▽
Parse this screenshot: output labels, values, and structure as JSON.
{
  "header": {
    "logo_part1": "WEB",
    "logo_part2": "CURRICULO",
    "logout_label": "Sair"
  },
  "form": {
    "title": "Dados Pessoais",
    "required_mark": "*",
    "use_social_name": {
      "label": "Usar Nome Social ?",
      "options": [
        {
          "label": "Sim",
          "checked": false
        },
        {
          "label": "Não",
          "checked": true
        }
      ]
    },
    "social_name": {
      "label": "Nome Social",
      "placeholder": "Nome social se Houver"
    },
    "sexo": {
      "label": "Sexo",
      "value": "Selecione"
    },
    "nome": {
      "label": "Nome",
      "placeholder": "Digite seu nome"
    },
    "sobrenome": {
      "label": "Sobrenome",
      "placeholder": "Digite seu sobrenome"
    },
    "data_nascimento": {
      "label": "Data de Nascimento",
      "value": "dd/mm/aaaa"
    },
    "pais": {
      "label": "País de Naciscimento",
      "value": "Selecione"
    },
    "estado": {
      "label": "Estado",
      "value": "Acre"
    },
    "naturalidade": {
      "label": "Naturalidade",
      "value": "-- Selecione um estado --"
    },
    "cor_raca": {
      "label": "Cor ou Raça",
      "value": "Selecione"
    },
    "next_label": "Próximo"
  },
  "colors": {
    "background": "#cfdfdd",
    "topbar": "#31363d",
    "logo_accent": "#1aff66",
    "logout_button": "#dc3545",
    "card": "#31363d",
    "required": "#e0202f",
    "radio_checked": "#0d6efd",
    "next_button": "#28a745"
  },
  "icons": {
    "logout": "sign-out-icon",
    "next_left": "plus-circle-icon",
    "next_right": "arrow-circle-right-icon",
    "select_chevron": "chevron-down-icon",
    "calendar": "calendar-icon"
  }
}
△
-- What you should do --
Provide the number of lines containing the string "circle", with no other output.

-- Finished task --
2